*Problem to work on*: Using the listing below, copy every line that mentions "State".

*Data provided*:
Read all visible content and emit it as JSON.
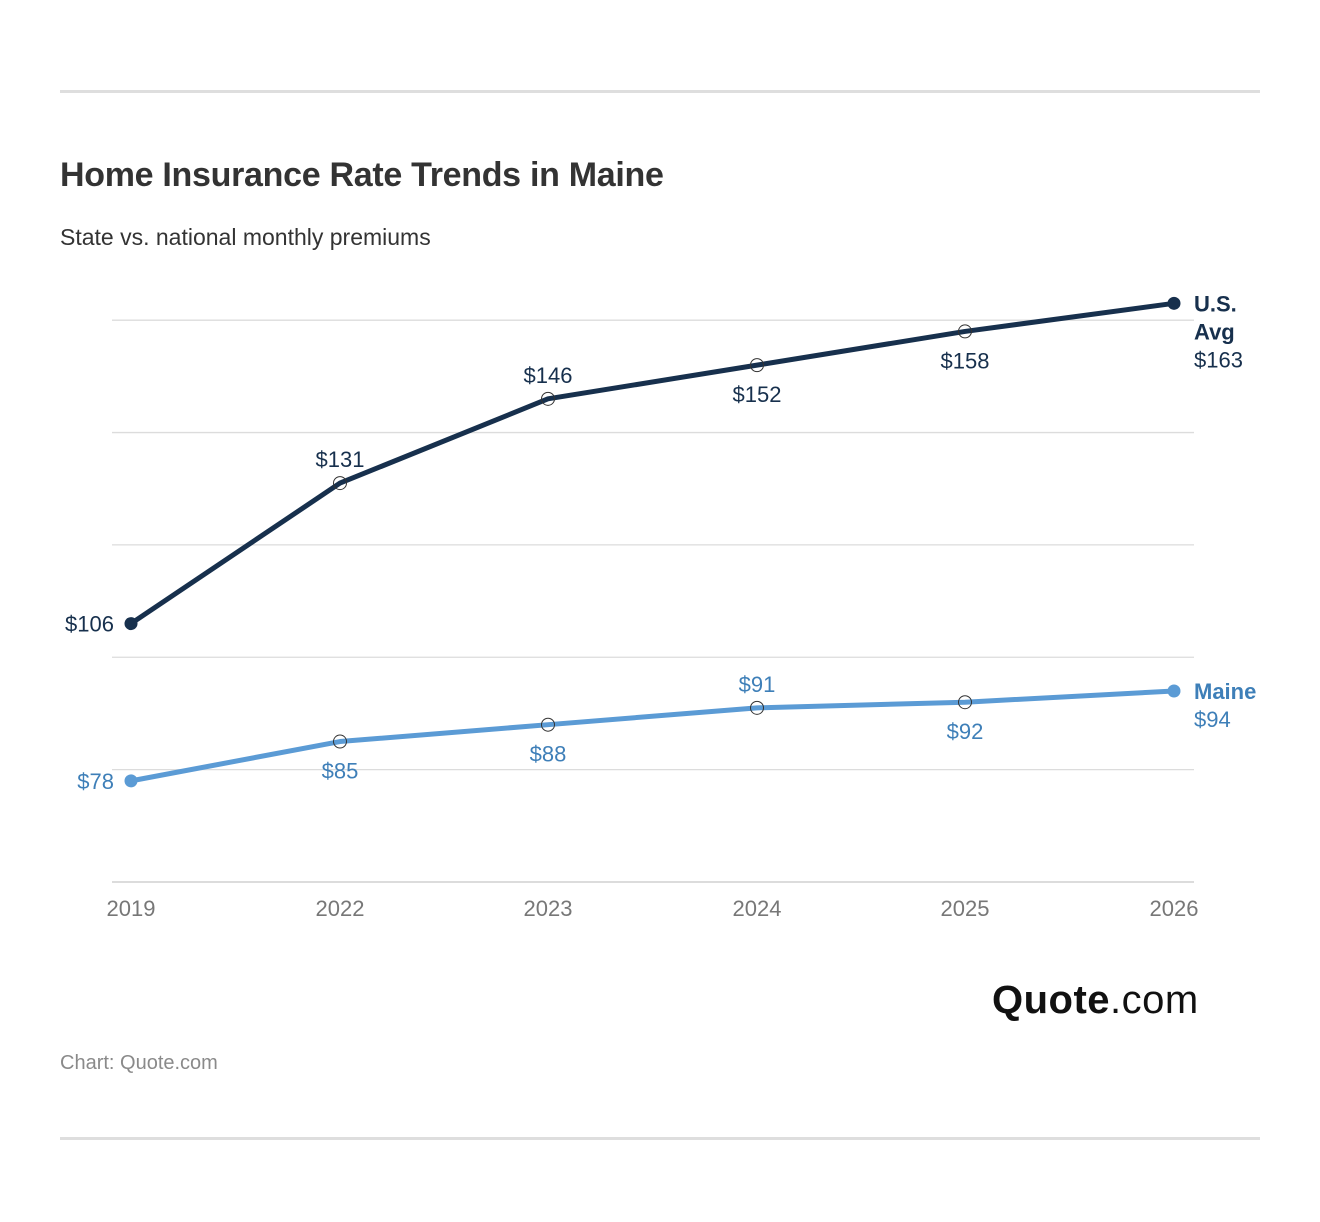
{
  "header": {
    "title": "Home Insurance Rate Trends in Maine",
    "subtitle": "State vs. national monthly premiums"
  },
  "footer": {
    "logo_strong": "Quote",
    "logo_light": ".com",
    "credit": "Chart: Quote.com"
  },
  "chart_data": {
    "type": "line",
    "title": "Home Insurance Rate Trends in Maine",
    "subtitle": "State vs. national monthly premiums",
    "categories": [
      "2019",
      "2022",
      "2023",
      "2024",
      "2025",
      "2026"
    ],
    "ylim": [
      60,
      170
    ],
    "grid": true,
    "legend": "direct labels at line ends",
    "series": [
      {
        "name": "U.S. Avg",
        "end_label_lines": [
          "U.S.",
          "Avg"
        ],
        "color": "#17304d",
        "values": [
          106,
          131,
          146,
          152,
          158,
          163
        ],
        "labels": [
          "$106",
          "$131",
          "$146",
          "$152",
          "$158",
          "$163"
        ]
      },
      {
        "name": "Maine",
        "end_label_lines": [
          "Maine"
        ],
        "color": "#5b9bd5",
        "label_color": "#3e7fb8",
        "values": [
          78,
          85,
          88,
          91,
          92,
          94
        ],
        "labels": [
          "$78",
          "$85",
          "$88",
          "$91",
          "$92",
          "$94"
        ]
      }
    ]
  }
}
--
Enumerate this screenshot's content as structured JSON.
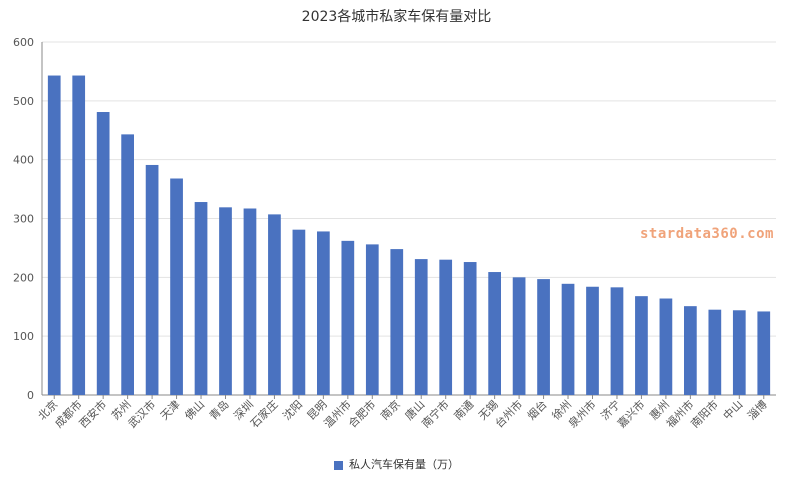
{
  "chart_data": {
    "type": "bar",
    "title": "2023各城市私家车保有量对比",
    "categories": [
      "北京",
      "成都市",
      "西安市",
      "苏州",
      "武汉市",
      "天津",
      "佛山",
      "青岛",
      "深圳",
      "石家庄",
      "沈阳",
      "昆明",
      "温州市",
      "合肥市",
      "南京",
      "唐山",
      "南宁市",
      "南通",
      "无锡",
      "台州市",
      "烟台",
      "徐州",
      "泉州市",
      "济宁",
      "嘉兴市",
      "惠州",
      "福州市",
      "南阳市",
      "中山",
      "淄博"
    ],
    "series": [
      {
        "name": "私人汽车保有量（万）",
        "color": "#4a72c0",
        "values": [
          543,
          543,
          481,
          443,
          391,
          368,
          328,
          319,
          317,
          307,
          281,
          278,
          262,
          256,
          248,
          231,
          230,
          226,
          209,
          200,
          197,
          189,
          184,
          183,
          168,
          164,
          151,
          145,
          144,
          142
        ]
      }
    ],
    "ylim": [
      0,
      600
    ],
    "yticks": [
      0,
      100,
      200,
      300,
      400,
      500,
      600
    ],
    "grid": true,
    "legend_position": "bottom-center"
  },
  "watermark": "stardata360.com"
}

*Full answer*:
    "subtitle": "State vs. national monthly premiums"
    "subtitle": "State vs. national monthly premiums",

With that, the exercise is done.